• _STATED TASK_
All of the lines below are to be printed again exactly; images are excluded from the output.

>> begin EXTRACTED RECORDS

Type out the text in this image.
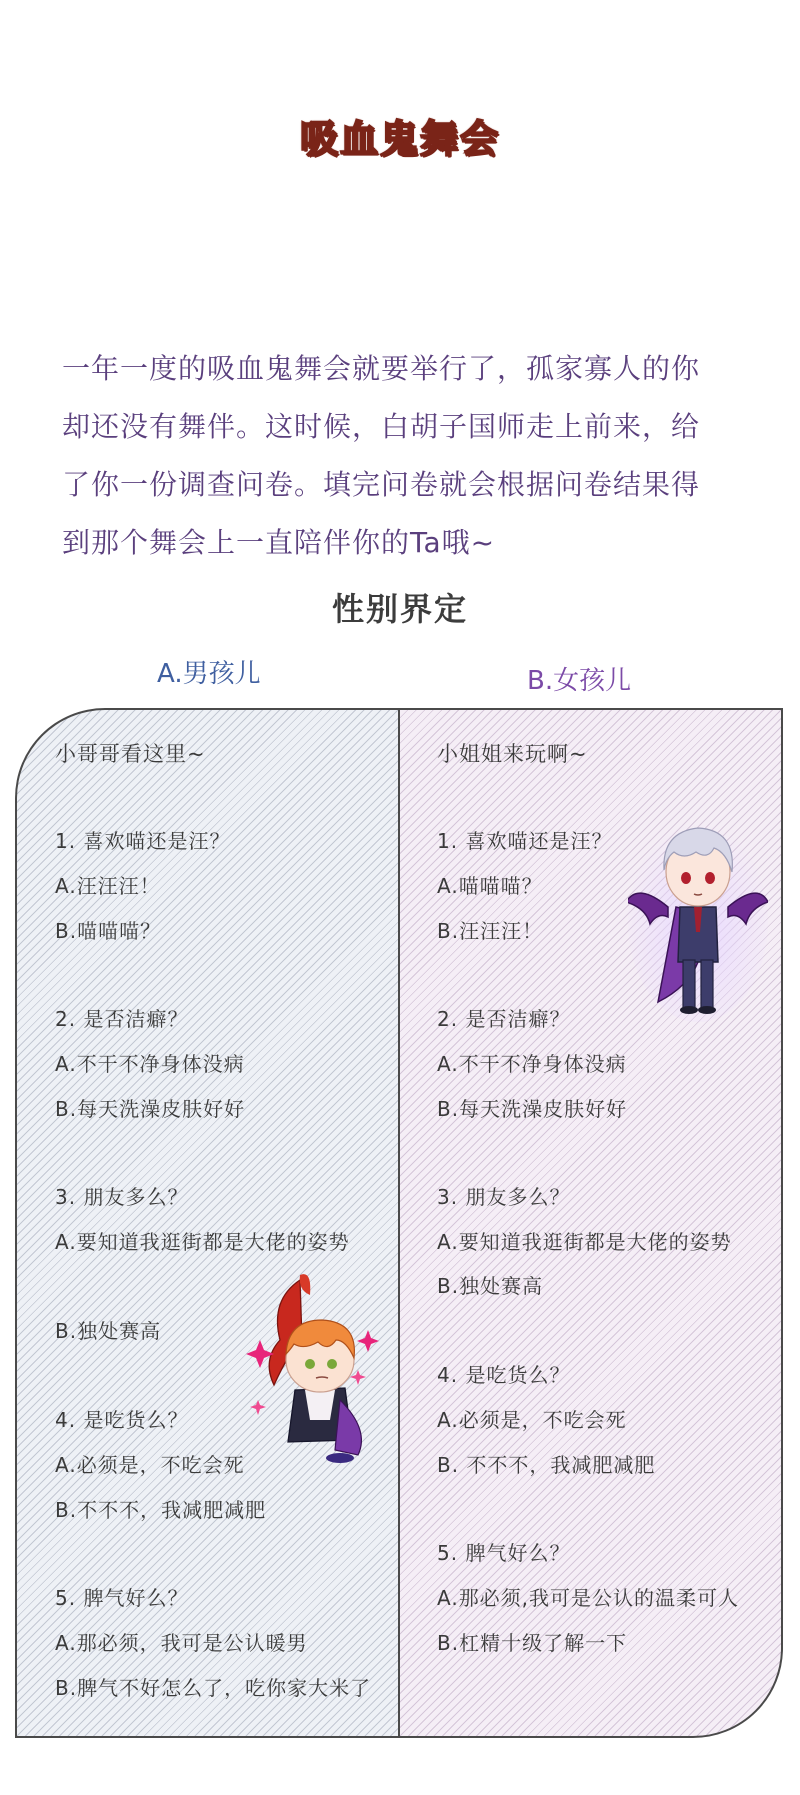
吸血鬼舞会
一年一度的吸血鬼舞会就要举行了，孤家寡人的你
却还没有舞伴。这时候，白胡子国师走上前来，给
了你一份调查问卷。填完问卷就会根据问卷结果得
到那个舞会上一直陪伴你的Ta哦~
性别界定
A.男孩儿	B.女孩儿
小哥哥看这里~
1. 喜欢喵还是汪？
A.汪汪汪！
B.喵喵喵？
2. 是否洁癖？
A.不干不净身体没病
B.每天洗澡皮肤好好
3. 朋友多么？
A.要知道我逛街都是大佬的姿势
B.独处赛高
4. 是吃货么？
A.必须是，不吃会死
B.不不不，我减肥减肥
5. 脾气好么？
A.那必须，我可是公认暖男
B.脾气不好怎么了，吃你家大米了
小姐姐来玩啊~
1. 喜欢喵还是汪？
A.喵喵喵？
B.汪汪汪！
2. 是否洁癖？
A.不干不净身体没病
B.每天洗澡皮肤好好
3. 朋友多么？
A.要知道我逛街都是大佬的姿势
B.独处赛高
4. 是吃货么？
A.必须是，不吃会死
B. 不不不，我减肥减肥
5. 脾气好么？
A.那必须,我可是公认的温柔可人
B.杠精十级了解一下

>> end EXTRACTED RECORDS

• _RESULT OF THE TASK_
Type out the text in this image.
吸血鬼舞会
一年一度的吸血鬼舞会就要举行了，孤家寡人的你
却还没有舞伴。这时候，白胡子国师走上前来，给
了你一份调查问卷。填完问卷就会根据问卷结果得
到那个舞会上一直陪伴你的Ta哦~
性别界定
A.男孩儿	B.女孩儿
小哥哥看这里~
1. 喜欢喵还是汪？
A.汪汪汪！
B.喵喵喵？
2. 是否洁癖？
A.不干不净身体没病
B.每天洗澡皮肤好好
3. 朋友多么？
A.要知道我逛街都是大佬的姿势
B.独处赛高
4. 是吃货么？
A.必须是，不吃会死
B.不不不，我减肥减肥
5. 脾气好么？
A.那必须，我可是公认暖男
B.脾气不好怎么了，吃你家大米了
小姐姐来玩啊~
1. 喜欢喵还是汪？
A.喵喵喵？
B.汪汪汪！
2. 是否洁癖？
A.不干不净身体没病
B.每天洗澡皮肤好好
3. 朋友多么？
A.要知道我逛街都是大佬的姿势
B.独处赛高
4. 是吃货么？
A.必须是，不吃会死
B. 不不不，我减肥减肥
5. 脾气好么？
A.那必须,我可是公认的温柔可人
B.杠精十级了解一下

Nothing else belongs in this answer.